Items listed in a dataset
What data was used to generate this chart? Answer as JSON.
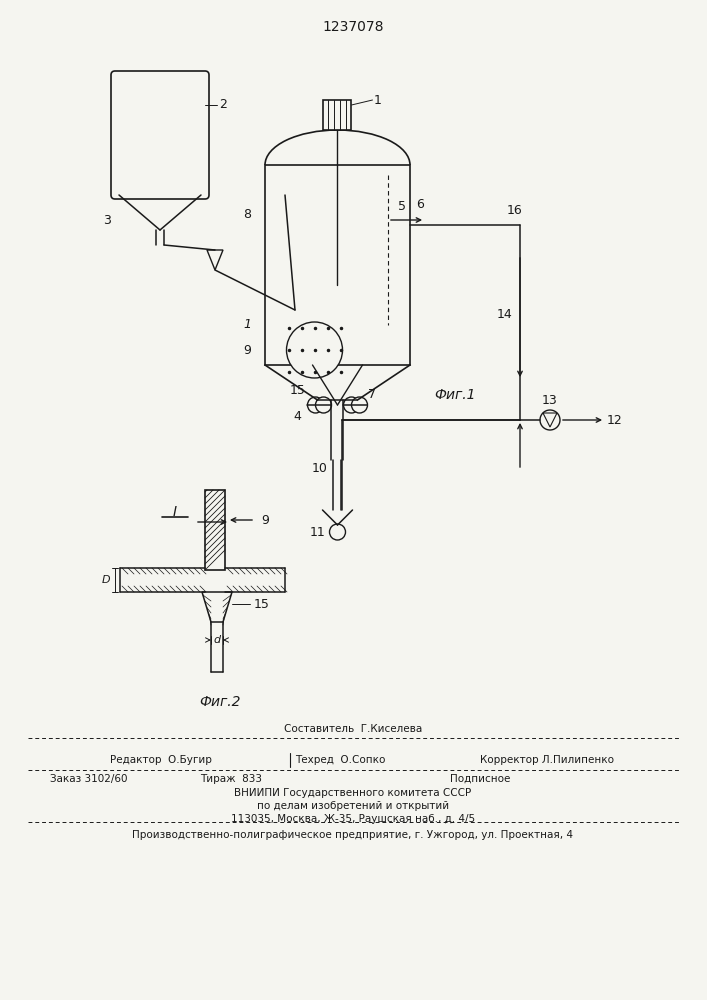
{
  "patent_number": "1237078",
  "fig1_label": "Фиг.1",
  "fig2_label": "Фиг.2",
  "bg_color": "#f5f5f0",
  "line_color": "#1a1a1a",
  "footer": {
    "row0": "Составитель  Г.Киселева",
    "row1_left": "Редактор  О.Бугир",
    "row1_mid": "Техред  О.Сопко",
    "row1_right": "Корректор Л.Пилипенко",
    "row2_left": "Заказ 3102/60",
    "row2_mid": "Тираж  833",
    "row2_right": "Подписное",
    "row3": "ВНИИПИ Государственного комитета СССР",
    "row4": "по делам изобретений и открытий",
    "row5": "113035, Москва, Ж-35, Раушская наб., д. 4/5",
    "row6": "Производственно-полиграфическое предприятие, г. Ужгород, ул. Проектная, 4"
  }
}
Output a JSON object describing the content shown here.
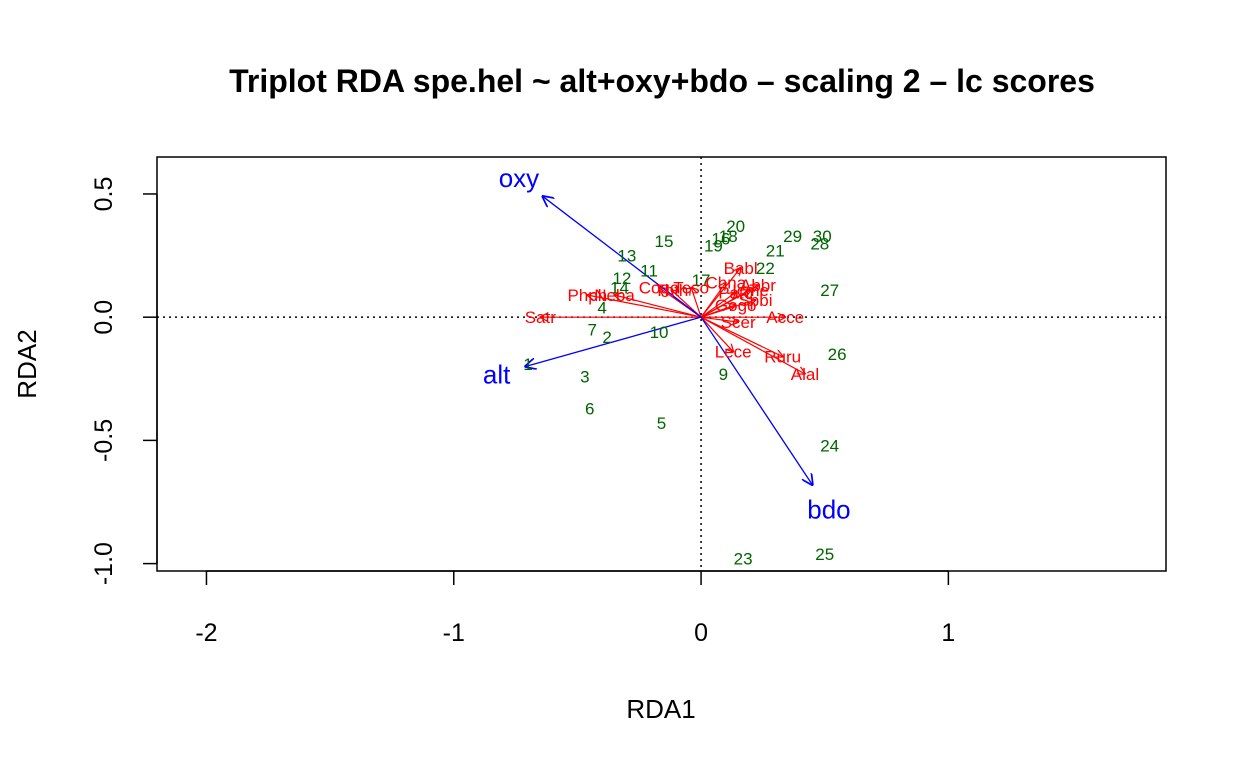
{
  "chart_data": {
    "type": "scatter",
    "title": "Triplot RDA spe.hel ~ alt+oxy+bdo – scaling 2 – lc scores",
    "xlabel": "RDA1",
    "ylabel": "RDA2",
    "xlim": [
      -2.2,
      1.88
    ],
    "ylim": [
      -1.03,
      0.65
    ],
    "xticks": [
      "-2",
      "-1",
      "0",
      "1"
    ],
    "xtick_values": [
      -2,
      -1,
      0,
      1
    ],
    "yticks": [
      "-1.0",
      "-0.5",
      "0.0",
      "0.5"
    ],
    "ytick_values": [
      -1.0,
      -0.5,
      0.0,
      0.5
    ],
    "reference_lines": {
      "x": 0,
      "y": 0,
      "style": "dotted"
    },
    "colors": {
      "sites": "#006400",
      "species": "#ff0000",
      "env": "#0000ff"
    },
    "sites": [
      {
        "label": "1",
        "x": -0.7,
        "y": -0.19
      },
      {
        "label": "2",
        "x": -0.38,
        "y": -0.08
      },
      {
        "label": "3",
        "x": -0.47,
        "y": -0.24
      },
      {
        "label": "4",
        "x": -0.4,
        "y": 0.04
      },
      {
        "label": "5",
        "x": -0.16,
        "y": -0.43
      },
      {
        "label": "6",
        "x": -0.45,
        "y": -0.37
      },
      {
        "label": "7",
        "x": -0.44,
        "y": -0.05
      },
      {
        "label": "9",
        "x": 0.09,
        "y": -0.23
      },
      {
        "label": "10",
        "x": -0.17,
        "y": -0.06
      },
      {
        "label": "11",
        "x": -0.21,
        "y": 0.19
      },
      {
        "label": "12",
        "x": -0.32,
        "y": 0.16
      },
      {
        "label": "13",
        "x": -0.3,
        "y": 0.25
      },
      {
        "label": "14",
        "x": -0.33,
        "y": 0.12
      },
      {
        "label": "15",
        "x": -0.15,
        "y": 0.31
      },
      {
        "label": "16",
        "x": 0.08,
        "y": 0.32
      },
      {
        "label": "17",
        "x": 0.0,
        "y": 0.15
      },
      {
        "label": "18",
        "x": 0.11,
        "y": 0.33
      },
      {
        "label": "19",
        "x": 0.05,
        "y": 0.29
      },
      {
        "label": "20",
        "x": 0.14,
        "y": 0.37
      },
      {
        "label": "21",
        "x": 0.3,
        "y": 0.27
      },
      {
        "label": "22",
        "x": 0.26,
        "y": 0.2
      },
      {
        "label": "23",
        "x": 0.17,
        "y": -0.98
      },
      {
        "label": "24",
        "x": 0.52,
        "y": -0.52
      },
      {
        "label": "25",
        "x": 0.5,
        "y": -0.96
      },
      {
        "label": "26",
        "x": 0.55,
        "y": -0.15
      },
      {
        "label": "27",
        "x": 0.52,
        "y": 0.11
      },
      {
        "label": "28",
        "x": 0.48,
        "y": 0.3
      },
      {
        "label": "29",
        "x": 0.37,
        "y": 0.33
      },
      {
        "label": "30",
        "x": 0.49,
        "y": 0.33
      }
    ],
    "species": [
      {
        "label": "Satr",
        "x": -0.65,
        "y": 0.0
      },
      {
        "label": "Phph",
        "x": -0.46,
        "y": 0.09
      },
      {
        "label": "Neba",
        "x": -0.35,
        "y": 0.09
      },
      {
        "label": "Thth",
        "x": -0.12,
        "y": 0.11
      },
      {
        "label": "Cogo",
        "x": -0.17,
        "y": 0.12
      },
      {
        "label": "Teso",
        "x": -0.04,
        "y": 0.12
      },
      {
        "label": "Babl",
        "x": 0.16,
        "y": 0.2
      },
      {
        "label": "Chna",
        "x": 0.1,
        "y": 0.14
      },
      {
        "label": "Pato",
        "x": 0.14,
        "y": 0.1
      },
      {
        "label": "Spbi",
        "x": 0.22,
        "y": 0.07
      },
      {
        "label": "Gogo",
        "x": 0.14,
        "y": 0.05
      },
      {
        "label": "Abbr",
        "x": 0.23,
        "y": 0.13
      },
      {
        "label": "Icme",
        "x": 0.2,
        "y": 0.11
      },
      {
        "label": "Acce",
        "x": 0.34,
        "y": 0.0
      },
      {
        "label": "Scer",
        "x": 0.15,
        "y": -0.02
      },
      {
        "label": "Lece",
        "x": 0.13,
        "y": -0.14
      },
      {
        "label": "Ruru",
        "x": 0.33,
        "y": -0.16
      },
      {
        "label": "Alal",
        "x": 0.42,
        "y": -0.23
      }
    ],
    "env_vectors": [
      {
        "label": "oxy",
        "x": -0.64,
        "y": 0.49
      },
      {
        "label": "alt",
        "x": -0.71,
        "y": -0.2
      },
      {
        "label": "bdo",
        "x": 0.45,
        "y": -0.68
      }
    ]
  }
}
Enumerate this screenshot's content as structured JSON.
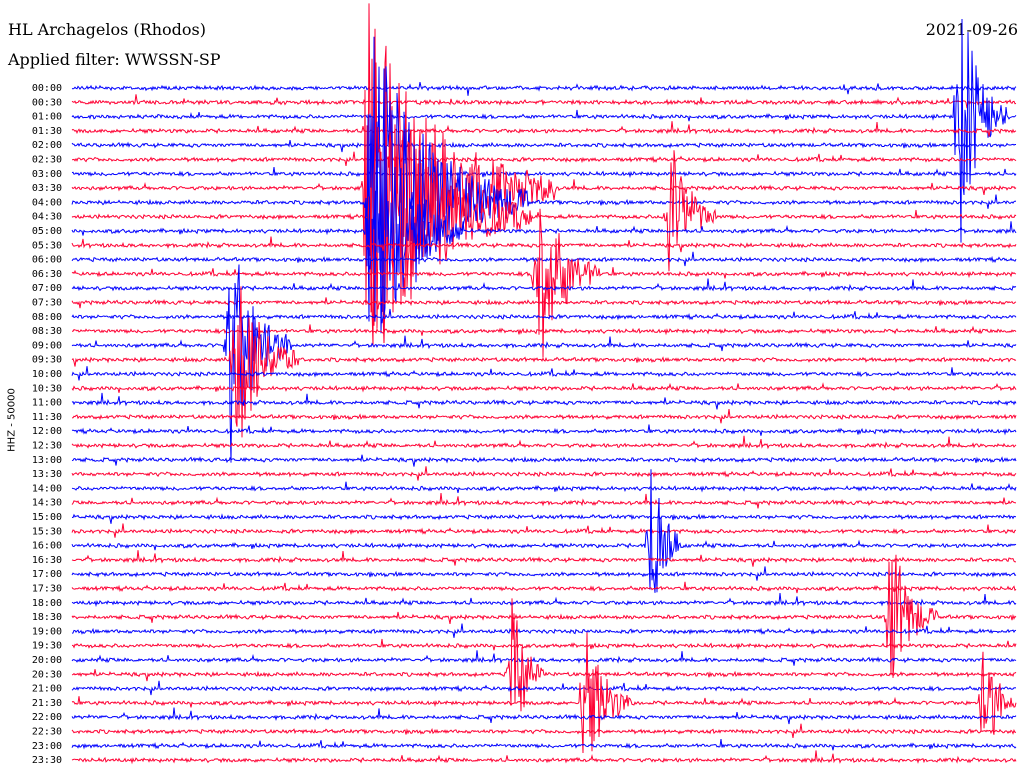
{
  "header": {
    "station": "HL Archagelos (Rhodos)",
    "filter": "Applied filter: WWSSN-SP",
    "date": "2021-09-26",
    "channel": "HHZ - 50000"
  },
  "colors": {
    "even_line": "#0000ff",
    "odd_line": "#ff0033",
    "text": "#000000"
  },
  "chart_data": {
    "type": "helicorder",
    "title": "HL Archagelos (Rhodos)",
    "subtitle": "Applied filter: WWSSN-SP",
    "ylabel": "HHZ - 50000",
    "y_ticks": [
      "00:00",
      "00:30",
      "01:00",
      "01:30",
      "02:00",
      "02:30",
      "03:00",
      "03:30",
      "04:00",
      "04:30",
      "05:00",
      "05:30",
      "06:00",
      "06:30",
      "07:00",
      "07:30",
      "08:00",
      "08:30",
      "09:00",
      "09:30",
      "10:00",
      "10:30",
      "11:00",
      "11:30",
      "12:00",
      "12:30",
      "13:00",
      "13:30",
      "14:00",
      "14:30",
      "15:00",
      "15:30",
      "16:00",
      "16:30",
      "17:00",
      "17:30",
      "18:00",
      "18:30",
      "19:00",
      "19:30",
      "20:00",
      "20:30",
      "21:00",
      "21:30",
      "22:00",
      "22:30",
      "23:00",
      "23:30"
    ],
    "minutes_per_line": 30,
    "line_colors": [
      "#0000ff",
      "#ff0033"
    ],
    "events": [
      {
        "line": "03:30",
        "minute": 9.4,
        "amplitude": 1.0,
        "duration_min": 6
      },
      {
        "line": "04:00",
        "minute": 9.5,
        "amplitude": 1.0,
        "duration_min": 5
      },
      {
        "line": "04:30",
        "minute": 9.6,
        "amplitude": 0.9,
        "duration_min": 5
      },
      {
        "line": "05:00",
        "minute": 9.5,
        "amplitude": 0.8,
        "duration_min": 3
      },
      {
        "line": "06:30",
        "minute": 14.8,
        "amplitude": 0.6,
        "duration_min": 2
      },
      {
        "line": "09:00",
        "minute": 5.0,
        "amplitude": 0.7,
        "duration_min": 2
      },
      {
        "line": "09:30",
        "minute": 5.2,
        "amplitude": 0.6,
        "duration_min": 2
      },
      {
        "line": "04:30",
        "minute": 19.0,
        "amplitude": 0.5,
        "duration_min": 1.5
      },
      {
        "line": "01:00",
        "minute": 28.2,
        "amplitude": 0.8,
        "duration_min": 1.5
      },
      {
        "line": "18:30",
        "minute": 26.0,
        "amplitude": 0.5,
        "duration_min": 1.5
      },
      {
        "line": "16:00",
        "minute": 18.4,
        "amplitude": 0.6,
        "duration_min": 1
      },
      {
        "line": "21:30",
        "minute": 16.3,
        "amplitude": 0.5,
        "duration_min": 1.5
      },
      {
        "line": "21:30",
        "minute": 29.0,
        "amplitude": 0.4,
        "duration_min": 1
      },
      {
        "line": "20:30",
        "minute": 14.0,
        "amplitude": 0.5,
        "duration_min": 1
      }
    ]
  }
}
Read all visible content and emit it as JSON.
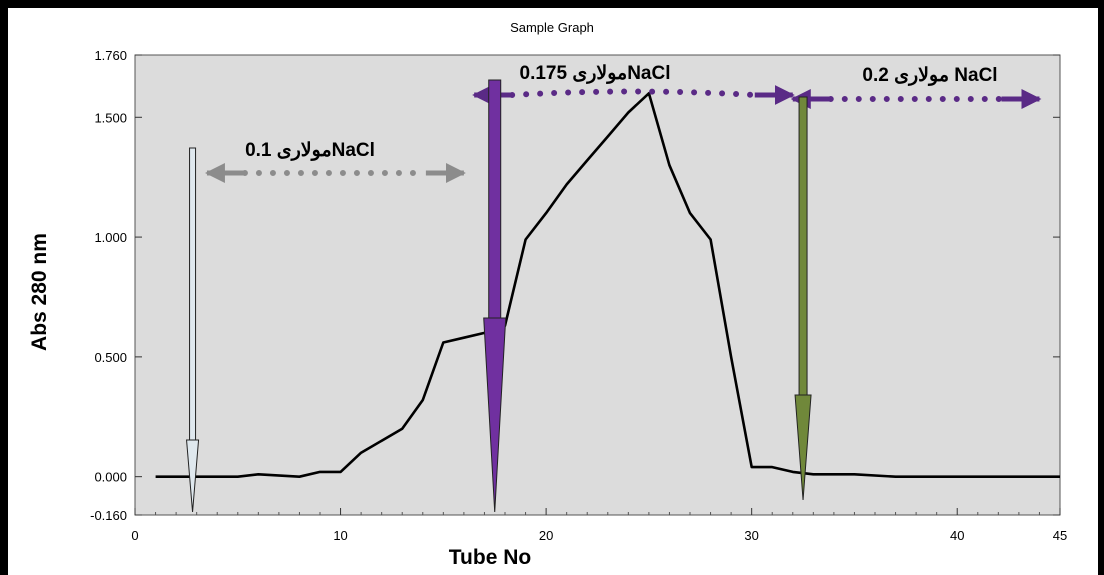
{
  "chart_data": {
    "type": "line",
    "title": "Sample Graph",
    "xlabel": "Tube No",
    "ylabel": "Abs 280 nm",
    "xlim": [
      0,
      45
    ],
    "ylim": [
      -0.16,
      1.76
    ],
    "x_ticks": [
      "0",
      "10",
      "20",
      "30",
      "40",
      "45"
    ],
    "x_tick_values": [
      0,
      10,
      20,
      30,
      40,
      45
    ],
    "y_ticks": [
      "1.760",
      "1.500",
      "1.000",
      "0.500",
      "0.000",
      "-0.160"
    ],
    "y_tick_values": [
      1.76,
      1.5,
      1.0,
      0.5,
      0.0,
      -0.16
    ],
    "grid": false,
    "series": [
      {
        "x": [
          1,
          5,
          6,
          8,
          9,
          10,
          11,
          12,
          13,
          14,
          15,
          16,
          17,
          18,
          19,
          20,
          21,
          22,
          23,
          24,
          25,
          26,
          27,
          28,
          29,
          30,
          31,
          32,
          33,
          35,
          37,
          45
        ],
        "y": [
          0.0,
          0.0,
          0.01,
          0.0,
          0.02,
          0.02,
          0.1,
          0.15,
          0.2,
          0.32,
          0.56,
          0.58,
          0.6,
          0.63,
          0.99,
          1.1,
          1.22,
          1.32,
          1.42,
          1.52,
          1.6,
          1.3,
          1.1,
          0.99,
          0.5,
          0.04,
          0.04,
          0.02,
          0.01,
          0.01,
          0.0,
          0.0
        ],
        "color": "#000000"
      }
    ],
    "annotations": [
      {
        "text": "مولاری 0.1NaCl",
        "kind": "gradient-range",
        "color": "#8c8c8c",
        "x_start": 3.5,
        "x_end": 16
      },
      {
        "text": "مولاری 0.175NaCl",
        "kind": "gradient-range",
        "color": "#5a2a86",
        "x_start": 16.5,
        "x_end": 32
      },
      {
        "text": "مولاری 0.2 NaCl",
        "kind": "gradient-range",
        "color": "#5a2a86",
        "x_start": 32,
        "x_end": 44
      }
    ],
    "markers": [
      {
        "kind": "tube-arrow",
        "x": 2.8,
        "color": "#dfe8ee"
      },
      {
        "kind": "tube-arrow",
        "x": 17.5,
        "color": "#7030a0"
      },
      {
        "kind": "tube-arrow",
        "x": 32.5,
        "color": "#70883a"
      }
    ],
    "colors": {
      "plot_background": "#dcdcdc",
      "line": "#000000"
    }
  }
}
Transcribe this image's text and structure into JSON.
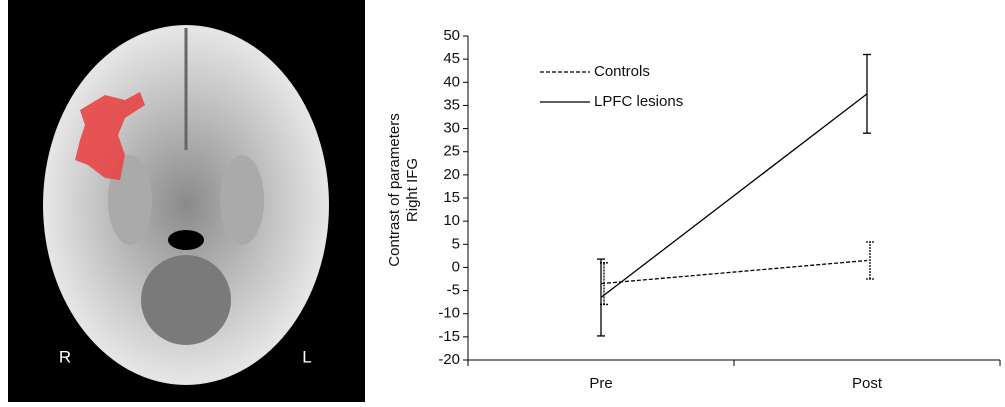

### The problem
Find every line in the records above that holds the word "type", and copy each one.

### Answer to the task
    "type": "scatter",
    "type": "helicorder",
    "type": "line",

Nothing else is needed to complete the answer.